* [Problem to work on] Repeat the lines of the listing below exactly, starting at the line that contains "Parse this screenshot: output" and running through the last line, both included, and only those.

* [Exercise input]
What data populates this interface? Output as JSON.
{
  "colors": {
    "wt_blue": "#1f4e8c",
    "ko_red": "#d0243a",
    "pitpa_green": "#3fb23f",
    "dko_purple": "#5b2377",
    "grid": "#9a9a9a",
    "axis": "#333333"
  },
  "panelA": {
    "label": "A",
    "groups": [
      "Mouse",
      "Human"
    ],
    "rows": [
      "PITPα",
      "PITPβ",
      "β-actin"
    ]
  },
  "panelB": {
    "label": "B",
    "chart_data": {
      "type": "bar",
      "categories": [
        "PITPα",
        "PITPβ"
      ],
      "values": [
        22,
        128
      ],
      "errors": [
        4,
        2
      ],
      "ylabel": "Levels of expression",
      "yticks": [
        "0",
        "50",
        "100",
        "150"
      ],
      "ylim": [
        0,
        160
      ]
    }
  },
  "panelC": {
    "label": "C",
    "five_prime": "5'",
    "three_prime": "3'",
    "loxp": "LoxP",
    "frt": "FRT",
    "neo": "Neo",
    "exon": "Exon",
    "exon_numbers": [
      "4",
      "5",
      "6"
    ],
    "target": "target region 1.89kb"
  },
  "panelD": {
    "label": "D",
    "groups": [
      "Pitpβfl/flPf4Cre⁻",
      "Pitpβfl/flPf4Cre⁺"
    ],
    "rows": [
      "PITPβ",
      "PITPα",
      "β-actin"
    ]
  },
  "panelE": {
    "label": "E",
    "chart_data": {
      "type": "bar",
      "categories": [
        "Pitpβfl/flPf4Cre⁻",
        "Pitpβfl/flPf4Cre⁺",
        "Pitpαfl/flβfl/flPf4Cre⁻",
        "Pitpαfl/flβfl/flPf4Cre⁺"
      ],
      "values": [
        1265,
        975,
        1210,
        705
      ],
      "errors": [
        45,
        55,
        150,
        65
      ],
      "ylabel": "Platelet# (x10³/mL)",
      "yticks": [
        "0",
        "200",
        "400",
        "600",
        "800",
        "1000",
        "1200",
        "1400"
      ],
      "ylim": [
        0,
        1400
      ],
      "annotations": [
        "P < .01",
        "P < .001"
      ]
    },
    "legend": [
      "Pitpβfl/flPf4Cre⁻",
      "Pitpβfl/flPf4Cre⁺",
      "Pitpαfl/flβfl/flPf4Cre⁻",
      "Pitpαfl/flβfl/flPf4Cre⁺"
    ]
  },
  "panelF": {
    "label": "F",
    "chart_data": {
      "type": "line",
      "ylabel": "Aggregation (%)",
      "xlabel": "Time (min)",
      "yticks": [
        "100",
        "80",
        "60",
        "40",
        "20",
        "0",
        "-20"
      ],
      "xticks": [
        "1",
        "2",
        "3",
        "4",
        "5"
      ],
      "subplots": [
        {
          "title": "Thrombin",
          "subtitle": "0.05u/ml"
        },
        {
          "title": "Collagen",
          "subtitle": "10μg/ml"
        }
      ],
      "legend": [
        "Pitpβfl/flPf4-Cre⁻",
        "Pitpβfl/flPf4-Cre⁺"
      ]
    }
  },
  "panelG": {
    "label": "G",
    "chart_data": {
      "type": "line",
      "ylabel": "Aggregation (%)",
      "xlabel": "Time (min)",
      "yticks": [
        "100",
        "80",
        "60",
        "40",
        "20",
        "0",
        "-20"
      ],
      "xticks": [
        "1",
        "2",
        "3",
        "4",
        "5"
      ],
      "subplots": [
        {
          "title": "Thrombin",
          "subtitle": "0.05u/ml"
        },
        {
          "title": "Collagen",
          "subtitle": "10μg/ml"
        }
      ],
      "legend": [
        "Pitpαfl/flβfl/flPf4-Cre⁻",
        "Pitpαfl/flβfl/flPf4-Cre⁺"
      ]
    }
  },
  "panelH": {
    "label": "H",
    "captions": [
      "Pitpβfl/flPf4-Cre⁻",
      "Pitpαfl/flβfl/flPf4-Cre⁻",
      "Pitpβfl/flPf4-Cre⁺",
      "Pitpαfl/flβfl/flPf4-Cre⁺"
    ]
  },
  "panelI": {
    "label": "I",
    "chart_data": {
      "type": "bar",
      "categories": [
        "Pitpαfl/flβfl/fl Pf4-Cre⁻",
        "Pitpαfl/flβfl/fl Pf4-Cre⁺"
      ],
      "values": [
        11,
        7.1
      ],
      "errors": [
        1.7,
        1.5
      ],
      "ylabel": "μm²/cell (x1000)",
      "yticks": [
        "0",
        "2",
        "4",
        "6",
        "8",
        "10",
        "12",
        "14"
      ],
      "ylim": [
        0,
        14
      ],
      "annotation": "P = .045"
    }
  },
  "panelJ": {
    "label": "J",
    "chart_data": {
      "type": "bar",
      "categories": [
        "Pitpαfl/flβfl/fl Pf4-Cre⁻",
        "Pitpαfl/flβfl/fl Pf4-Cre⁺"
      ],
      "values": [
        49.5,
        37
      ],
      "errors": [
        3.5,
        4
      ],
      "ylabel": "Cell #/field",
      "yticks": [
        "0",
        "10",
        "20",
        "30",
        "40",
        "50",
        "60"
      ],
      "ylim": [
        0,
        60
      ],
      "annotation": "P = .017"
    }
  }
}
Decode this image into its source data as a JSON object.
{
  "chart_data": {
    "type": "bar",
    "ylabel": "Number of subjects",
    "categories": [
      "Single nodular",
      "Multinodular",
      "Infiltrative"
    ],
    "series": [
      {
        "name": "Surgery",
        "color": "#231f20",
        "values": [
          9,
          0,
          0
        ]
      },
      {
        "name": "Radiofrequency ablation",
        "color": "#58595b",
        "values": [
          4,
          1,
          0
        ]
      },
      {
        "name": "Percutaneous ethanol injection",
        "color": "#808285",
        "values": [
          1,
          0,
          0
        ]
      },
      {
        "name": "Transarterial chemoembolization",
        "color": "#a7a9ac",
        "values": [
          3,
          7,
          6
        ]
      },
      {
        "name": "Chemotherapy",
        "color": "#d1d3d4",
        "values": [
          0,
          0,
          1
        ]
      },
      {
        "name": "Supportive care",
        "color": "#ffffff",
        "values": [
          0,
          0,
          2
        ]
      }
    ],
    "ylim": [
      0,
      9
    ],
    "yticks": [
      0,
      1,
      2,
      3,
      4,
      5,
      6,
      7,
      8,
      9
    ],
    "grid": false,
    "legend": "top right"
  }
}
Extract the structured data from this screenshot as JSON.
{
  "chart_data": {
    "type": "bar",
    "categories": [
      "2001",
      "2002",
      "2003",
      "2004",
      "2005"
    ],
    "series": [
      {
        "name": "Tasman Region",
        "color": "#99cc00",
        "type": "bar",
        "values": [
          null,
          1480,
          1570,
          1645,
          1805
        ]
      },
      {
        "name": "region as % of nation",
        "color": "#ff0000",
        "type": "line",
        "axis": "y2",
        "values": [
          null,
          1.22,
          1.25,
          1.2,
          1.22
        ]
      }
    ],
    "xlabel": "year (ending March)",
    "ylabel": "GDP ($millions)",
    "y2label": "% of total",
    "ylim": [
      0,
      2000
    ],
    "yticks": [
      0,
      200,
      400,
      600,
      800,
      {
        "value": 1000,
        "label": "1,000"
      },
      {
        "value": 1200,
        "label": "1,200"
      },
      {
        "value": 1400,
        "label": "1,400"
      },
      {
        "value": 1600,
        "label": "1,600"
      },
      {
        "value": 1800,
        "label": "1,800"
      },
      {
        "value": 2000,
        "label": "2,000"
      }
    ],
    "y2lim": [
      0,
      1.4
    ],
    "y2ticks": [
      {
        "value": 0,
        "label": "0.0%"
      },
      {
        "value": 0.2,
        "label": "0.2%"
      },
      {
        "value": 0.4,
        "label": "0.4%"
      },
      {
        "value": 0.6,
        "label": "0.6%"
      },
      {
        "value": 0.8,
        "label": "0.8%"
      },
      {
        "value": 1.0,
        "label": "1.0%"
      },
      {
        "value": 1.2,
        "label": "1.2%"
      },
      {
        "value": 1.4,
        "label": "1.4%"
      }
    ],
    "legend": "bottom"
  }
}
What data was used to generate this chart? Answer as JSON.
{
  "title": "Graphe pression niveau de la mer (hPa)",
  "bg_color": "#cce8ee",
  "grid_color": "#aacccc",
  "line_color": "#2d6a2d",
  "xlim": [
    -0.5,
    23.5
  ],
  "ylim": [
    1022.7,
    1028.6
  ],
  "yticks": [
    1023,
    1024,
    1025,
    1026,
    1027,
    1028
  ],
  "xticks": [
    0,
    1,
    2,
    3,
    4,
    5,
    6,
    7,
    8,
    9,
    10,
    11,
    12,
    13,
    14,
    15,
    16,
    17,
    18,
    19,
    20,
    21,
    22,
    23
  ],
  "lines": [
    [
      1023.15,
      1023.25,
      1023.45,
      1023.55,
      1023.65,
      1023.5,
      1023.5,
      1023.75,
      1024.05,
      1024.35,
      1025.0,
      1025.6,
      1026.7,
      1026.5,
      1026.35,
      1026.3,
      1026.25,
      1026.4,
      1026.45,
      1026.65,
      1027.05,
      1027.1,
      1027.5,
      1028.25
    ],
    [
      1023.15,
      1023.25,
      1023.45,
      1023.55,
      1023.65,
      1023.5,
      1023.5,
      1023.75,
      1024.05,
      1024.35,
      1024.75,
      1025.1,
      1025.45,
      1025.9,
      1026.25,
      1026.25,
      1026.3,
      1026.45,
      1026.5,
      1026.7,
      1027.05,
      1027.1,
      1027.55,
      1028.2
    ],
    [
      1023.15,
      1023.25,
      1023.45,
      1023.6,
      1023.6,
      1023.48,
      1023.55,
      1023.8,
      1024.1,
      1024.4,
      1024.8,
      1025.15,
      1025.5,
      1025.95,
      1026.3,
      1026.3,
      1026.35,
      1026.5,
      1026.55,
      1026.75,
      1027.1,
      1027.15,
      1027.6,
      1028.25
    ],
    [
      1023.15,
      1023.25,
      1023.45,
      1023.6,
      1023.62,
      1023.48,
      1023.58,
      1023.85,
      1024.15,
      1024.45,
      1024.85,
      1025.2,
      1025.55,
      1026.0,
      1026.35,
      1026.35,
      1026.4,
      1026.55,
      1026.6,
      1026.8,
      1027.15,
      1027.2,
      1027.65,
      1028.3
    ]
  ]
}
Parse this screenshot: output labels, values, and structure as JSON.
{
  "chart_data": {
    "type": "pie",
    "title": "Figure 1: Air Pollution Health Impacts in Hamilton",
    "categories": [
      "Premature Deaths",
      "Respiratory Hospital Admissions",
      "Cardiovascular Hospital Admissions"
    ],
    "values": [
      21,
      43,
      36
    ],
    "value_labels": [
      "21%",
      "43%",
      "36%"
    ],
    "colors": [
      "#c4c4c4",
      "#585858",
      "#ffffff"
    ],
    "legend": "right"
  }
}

* [Response]
Parse this screenshot: output labels, values, and structure as JSON.
{
  "chart_data": {
    "type": "pie",
    "title": "Figure 1: Air Pollution Health Impacts in Hamilton",
    "categories": [
      "Premature Deaths",
      "Respiratory Hospital Admissions",
      "Cardiovascular Hospital Admissions"
    ],
    "values": [
      21,
      43,
      36
    ],
    "value_labels": [
      "21%",
      "43%",
      "36%"
    ],
    "colors": [
      "#c4c4c4",
      "#585858",
      "#ffffff"
    ],
    "legend": "right"
  }
}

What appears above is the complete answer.